> _GIVEN TASK_:
Restate the records below word for word, and omit the images they hold.

> _DATA RECORDS_:
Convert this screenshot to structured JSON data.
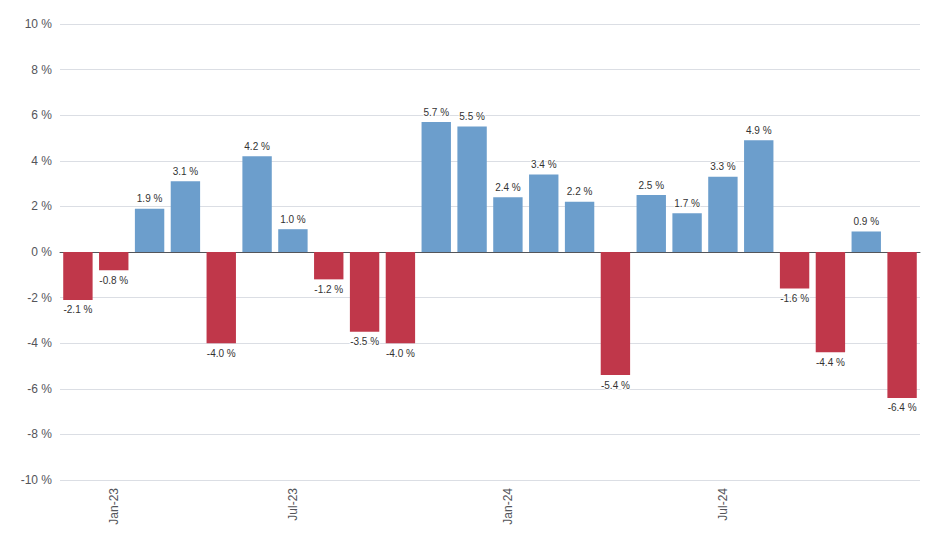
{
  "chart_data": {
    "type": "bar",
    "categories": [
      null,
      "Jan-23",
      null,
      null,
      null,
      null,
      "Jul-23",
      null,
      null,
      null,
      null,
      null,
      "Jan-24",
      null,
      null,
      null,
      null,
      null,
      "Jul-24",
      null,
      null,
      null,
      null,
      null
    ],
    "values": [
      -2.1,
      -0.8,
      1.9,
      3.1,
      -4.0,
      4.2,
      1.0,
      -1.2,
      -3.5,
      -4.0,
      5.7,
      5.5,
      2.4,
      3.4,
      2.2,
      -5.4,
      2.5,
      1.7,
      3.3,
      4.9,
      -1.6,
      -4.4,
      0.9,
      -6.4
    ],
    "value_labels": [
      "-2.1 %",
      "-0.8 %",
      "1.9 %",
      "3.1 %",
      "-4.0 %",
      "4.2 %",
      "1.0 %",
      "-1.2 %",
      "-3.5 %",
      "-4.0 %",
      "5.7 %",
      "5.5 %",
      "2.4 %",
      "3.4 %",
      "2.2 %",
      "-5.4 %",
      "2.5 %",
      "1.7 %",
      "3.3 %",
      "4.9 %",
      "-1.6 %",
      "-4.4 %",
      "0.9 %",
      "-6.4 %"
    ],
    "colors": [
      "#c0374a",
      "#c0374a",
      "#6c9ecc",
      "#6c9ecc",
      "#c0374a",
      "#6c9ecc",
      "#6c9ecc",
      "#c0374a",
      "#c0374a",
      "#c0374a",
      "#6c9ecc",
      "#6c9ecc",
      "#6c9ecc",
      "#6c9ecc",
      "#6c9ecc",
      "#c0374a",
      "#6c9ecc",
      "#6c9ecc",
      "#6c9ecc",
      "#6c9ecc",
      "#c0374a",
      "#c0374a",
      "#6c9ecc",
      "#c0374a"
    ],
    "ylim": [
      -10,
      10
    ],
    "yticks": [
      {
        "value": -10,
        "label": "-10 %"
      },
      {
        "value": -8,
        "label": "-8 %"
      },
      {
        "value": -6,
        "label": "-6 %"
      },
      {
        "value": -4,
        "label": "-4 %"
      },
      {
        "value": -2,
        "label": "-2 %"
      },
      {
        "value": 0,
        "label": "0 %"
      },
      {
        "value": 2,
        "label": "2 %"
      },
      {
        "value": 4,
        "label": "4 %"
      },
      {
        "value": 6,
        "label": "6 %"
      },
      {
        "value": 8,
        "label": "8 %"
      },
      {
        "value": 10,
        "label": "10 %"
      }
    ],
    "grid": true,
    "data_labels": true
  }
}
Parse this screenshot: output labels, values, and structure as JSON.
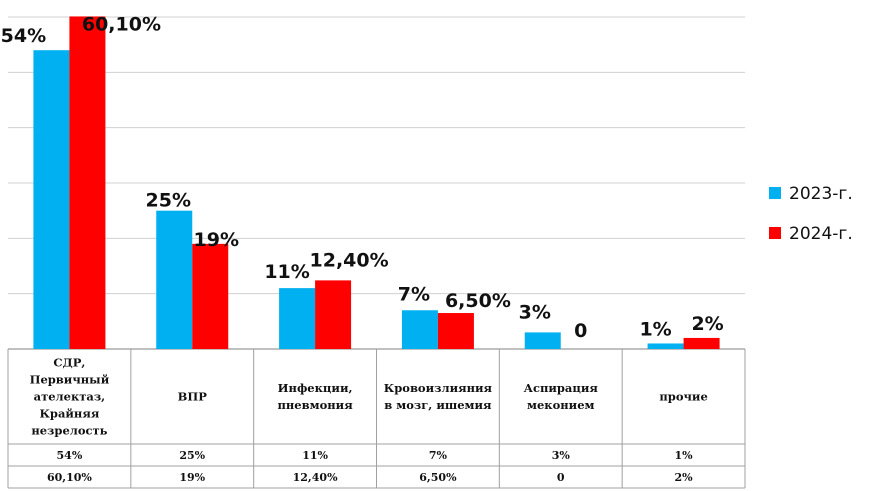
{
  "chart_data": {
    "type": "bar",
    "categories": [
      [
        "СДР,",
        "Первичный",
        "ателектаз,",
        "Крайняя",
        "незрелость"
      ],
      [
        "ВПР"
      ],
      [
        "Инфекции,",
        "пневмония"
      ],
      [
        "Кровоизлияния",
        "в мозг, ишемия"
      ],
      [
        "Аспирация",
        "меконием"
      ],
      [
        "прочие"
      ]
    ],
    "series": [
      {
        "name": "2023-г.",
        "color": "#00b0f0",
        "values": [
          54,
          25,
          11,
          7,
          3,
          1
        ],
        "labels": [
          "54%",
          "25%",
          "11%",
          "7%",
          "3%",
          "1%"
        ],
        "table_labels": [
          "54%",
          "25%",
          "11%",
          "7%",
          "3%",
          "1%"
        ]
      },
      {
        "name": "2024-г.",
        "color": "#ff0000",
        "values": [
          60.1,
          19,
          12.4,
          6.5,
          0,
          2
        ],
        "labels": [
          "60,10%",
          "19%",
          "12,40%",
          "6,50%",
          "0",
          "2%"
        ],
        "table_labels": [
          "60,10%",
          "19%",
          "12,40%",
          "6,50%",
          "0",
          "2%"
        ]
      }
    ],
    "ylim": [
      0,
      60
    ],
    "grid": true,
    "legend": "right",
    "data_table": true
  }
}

> _TASK OUTPUT_:
Convert this screenshot to structured JSON data.
{
  "chart_data": {
    "type": "bar",
    "categories": [
      null,
      "Jan-23",
      null,
      null,
      null,
      null,
      "Jul-23",
      null,
      null,
      null,
      null,
      null,
      "Jan-24",
      null,
      null,
      null,
      null,
      null,
      "Jul-24",
      null,
      null,
      null,
      null,
      null
    ],
    "values": [
      -2.1,
      -0.8,
      1.9,
      3.1,
      -4.0,
      4.2,
      1.0,
      -1.2,
      -3.5,
      -4.0,
      5.7,
      5.5,
      2.4,
      3.4,
      2.2,
      -5.4,
      2.5,
      1.7,
      3.3,
      4.9,
      -1.6,
      -4.4,
      0.9,
      -6.4
    ],
    "value_labels": [
      "-2.1 %",
      "-0.8 %",
      "1.9 %",
      "3.1 %",
      "-4.0 %",
      "4.2 %",
      "1.0 %",
      "-1.2 %",
      "-3.5 %",
      "-4.0 %",
      "5.7 %",
      "5.5 %",
      "2.4 %",
      "3.4 %",
      "2.2 %",
      "-5.4 %",
      "2.5 %",
      "1.7 %",
      "3.3 %",
      "4.9 %",
      "-1.6 %",
      "-4.4 %",
      "0.9 %",
      "-6.4 %"
    ],
    "colors": [
      "#c0374a",
      "#c0374a",
      "#6c9ecc",
      "#6c9ecc",
      "#c0374a",
      "#6c9ecc",
      "#6c9ecc",
      "#c0374a",
      "#c0374a",
      "#c0374a",
      "#6c9ecc",
      "#6c9ecc",
      "#6c9ecc",
      "#6c9ecc",
      "#6c9ecc",
      "#c0374a",
      "#6c9ecc",
      "#6c9ecc",
      "#6c9ecc",
      "#6c9ecc",
      "#c0374a",
      "#c0374a",
      "#6c9ecc",
      "#c0374a"
    ],
    "ylim": [
      -10,
      10
    ],
    "yticks": [
      {
        "value": -10,
        "label": "-10 %"
      },
      {
        "value": -8,
        "label": "-8 %"
      },
      {
        "value": -6,
        "label": "-6 %"
      },
      {
        "value": -4,
        "label": "-4 %"
      },
      {
        "value": -2,
        "label": "-2 %"
      },
      {
        "value": 0,
        "label": "0 %"
      },
      {
        "value": 2,
        "label": "2 %"
      },
      {
        "value": 4,
        "label": "4 %"
      },
      {
        "value": 6,
        "label": "6 %"
      },
      {
        "value": 8,
        "label": "8 %"
      },
      {
        "value": 10,
        "label": "10 %"
      }
    ],
    "grid": true,
    "data_labels": true
  }
}
Parse this screenshot: output labels, values, and structure as JSON.
{
  "chart_data": {
    "type": "bar",
    "categories": [
      [
        "СДР,",
        "Первичный",
        "ателектаз,",
        "Крайняя",
        "незрелость"
      ],
      [
        "ВПР"
      ],
      [
        "Инфекции,",
        "пневмония"
      ],
      [
        "Кровоизлияния",
        "в мозг, ишемия"
      ],
      [
        "Аспирация",
        "меконием"
      ],
      [
        "прочие"
      ]
    ],
    "series": [
      {
        "name": "2023-г.",
        "color": "#00b0f0",
        "values": [
          54,
          25,
          11,
          7,
          3,
          1
        ],
        "labels": [
          "54%",
          "25%",
          "11%",
          "7%",
          "3%",
          "1%"
        ],
        "table_labels": [
          "54%",
          "25%",
          "11%",
          "7%",
          "3%",
          "1%"
        ]
      },
      {
        "name": "2024-г.",
        "color": "#ff0000",
        "values": [
          60.1,
          19,
          12.4,
          6.5,
          0,
          2
        ],
        "labels": [
          "60,10%",
          "19%",
          "12,40%",
          "6,50%",
          "0",
          "2%"
        ],
        "table_labels": [
          "60,10%",
          "19%",
          "12,40%",
          "6,50%",
          "0",
          "2%"
        ]
      }
    ],
    "ylim": [
      0,
      60
    ],
    "grid": true,
    "legend": "right",
    "data_table": true
  }
}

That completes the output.